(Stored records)
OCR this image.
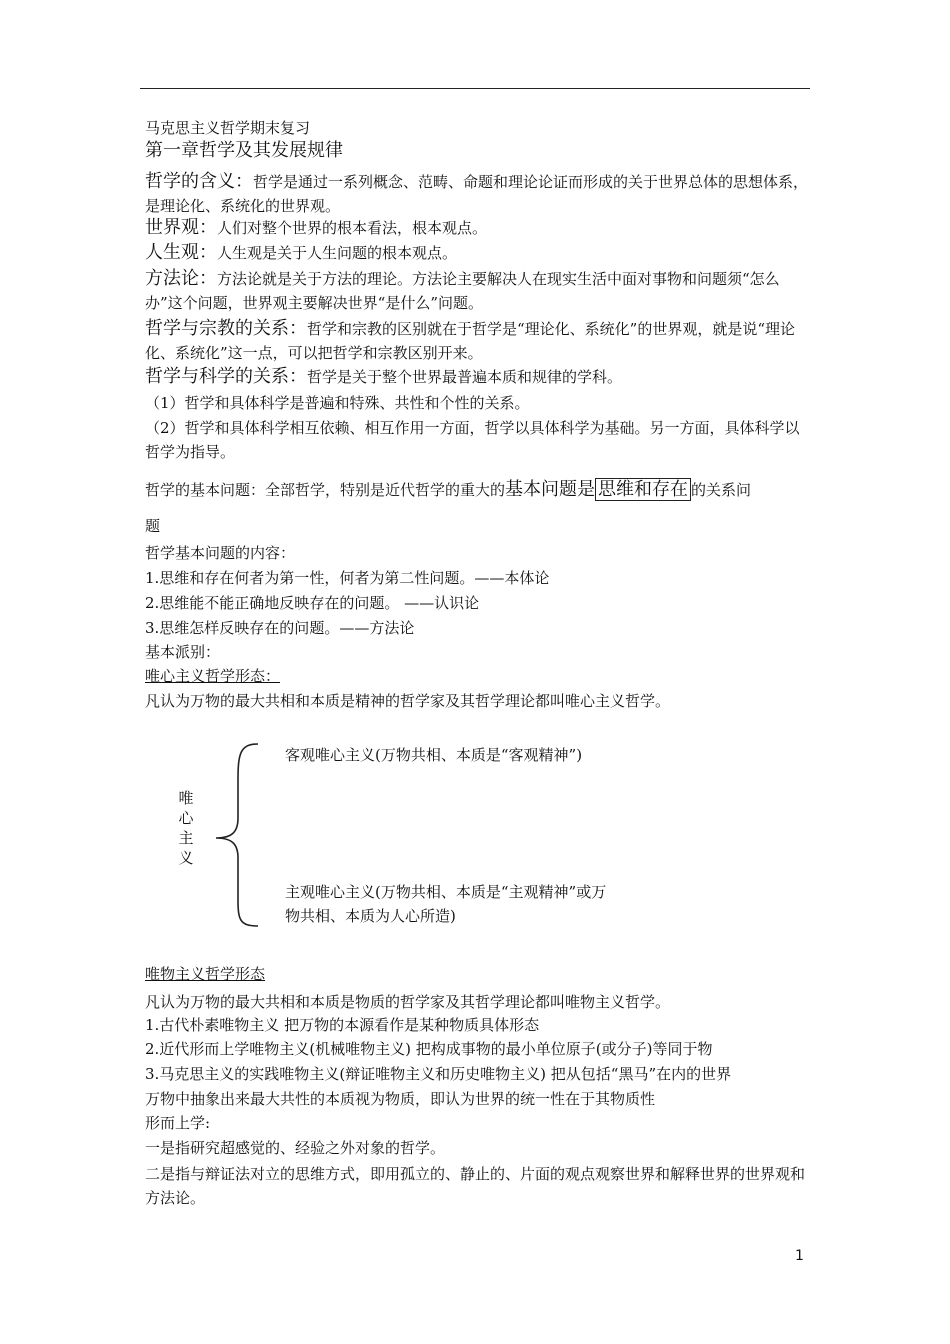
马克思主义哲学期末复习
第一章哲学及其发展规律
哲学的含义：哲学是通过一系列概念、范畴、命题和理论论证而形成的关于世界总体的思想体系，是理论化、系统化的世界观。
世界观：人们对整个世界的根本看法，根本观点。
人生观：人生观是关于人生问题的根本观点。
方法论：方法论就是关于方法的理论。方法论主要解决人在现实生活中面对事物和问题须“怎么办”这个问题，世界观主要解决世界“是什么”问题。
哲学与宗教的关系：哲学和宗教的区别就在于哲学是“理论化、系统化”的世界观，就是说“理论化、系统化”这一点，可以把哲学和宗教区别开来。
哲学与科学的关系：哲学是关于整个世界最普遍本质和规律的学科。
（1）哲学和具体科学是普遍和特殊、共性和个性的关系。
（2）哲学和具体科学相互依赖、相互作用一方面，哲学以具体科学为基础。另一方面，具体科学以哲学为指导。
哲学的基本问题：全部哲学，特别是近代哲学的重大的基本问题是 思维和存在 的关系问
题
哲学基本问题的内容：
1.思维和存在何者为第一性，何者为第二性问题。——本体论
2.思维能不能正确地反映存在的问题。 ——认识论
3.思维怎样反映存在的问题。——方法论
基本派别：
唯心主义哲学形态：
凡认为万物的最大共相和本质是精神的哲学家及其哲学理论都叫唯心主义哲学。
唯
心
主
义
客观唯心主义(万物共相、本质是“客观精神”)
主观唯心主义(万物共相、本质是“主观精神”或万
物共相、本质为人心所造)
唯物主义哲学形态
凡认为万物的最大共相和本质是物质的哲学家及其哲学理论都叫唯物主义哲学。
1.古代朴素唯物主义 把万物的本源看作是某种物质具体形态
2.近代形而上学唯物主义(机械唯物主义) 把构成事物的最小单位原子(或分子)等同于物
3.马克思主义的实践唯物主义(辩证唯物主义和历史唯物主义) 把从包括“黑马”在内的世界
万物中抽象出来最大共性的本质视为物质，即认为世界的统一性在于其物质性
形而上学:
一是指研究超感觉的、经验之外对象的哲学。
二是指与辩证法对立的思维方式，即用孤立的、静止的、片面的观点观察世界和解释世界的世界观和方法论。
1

● **Task objective**
Exact duplication of all the records is required; pictures are omitted from the copy.

● **Complete response**
OCR this image.
马克思主义哲学期末复习
第一章哲学及其发展规律
哲学的含义：哲学是通过一系列概念、范畴、命题和理论论证而形成的关于世界总体的思想体系，是理论化、系统化的世界观。
世界观：人们对整个世界的根本看法，根本观点。
人生观：人生观是关于人生问题的根本观点。
方法论：方法论就是关于方法的理论。方法论主要解决人在现实生活中面对事物和问题须“怎么办”这个问题，世界观主要解决世界“是什么”问题。
哲学与宗教的关系：哲学和宗教的区别就在于哲学是“理论化、系统化”的世界观，就是说“理论化、系统化”这一点，可以把哲学和宗教区别开来。
哲学与科学的关系：哲学是关于整个世界最普遍本质和规律的学科。
（1）哲学和具体科学是普遍和特殊、共性和个性的关系。
（2）哲学和具体科学相互依赖、相互作用一方面，哲学以具体科学为基础。另一方面，具体科学以哲学为指导。
哲学的基本问题：全部哲学，特别是近代哲学的重大的基本问题是 思维和存在 的关系问
题
哲学基本问题的内容：
1.思维和存在何者为第一性，何者为第二性问题。——本体论
2.思维能不能正确地反映存在的问题。 ——认识论
3.思维怎样反映存在的问题。——方法论
基本派别：
唯心主义哲学形态：
凡认为万物的最大共相和本质是精神的哲学家及其哲学理论都叫唯心主义哲学。
唯
心
主
义
客观唯心主义(万物共相、本质是“客观精神”)
主观唯心主义(万物共相、本质是“主观精神”或万
物共相、本质为人心所造)
唯物主义哲学形态
凡认为万物的最大共相和本质是物质的哲学家及其哲学理论都叫唯物主义哲学。
1.古代朴素唯物主义 把万物的本源看作是某种物质具体形态
2.近代形而上学唯物主义(机械唯物主义) 把构成事物的最小单位原子(或分子)等同于物
3.马克思主义的实践唯物主义(辩证唯物主义和历史唯物主义) 把从包括“黑马”在内的世界
万物中抽象出来最大共性的本质视为物质，即认为世界的统一性在于其物质性
形而上学:
一是指研究超感觉的、经验之外对象的哲学。
二是指与辩证法对立的思维方式，即用孤立的、静止的、片面的观点观察世界和解释世界的世界观和方法论。
1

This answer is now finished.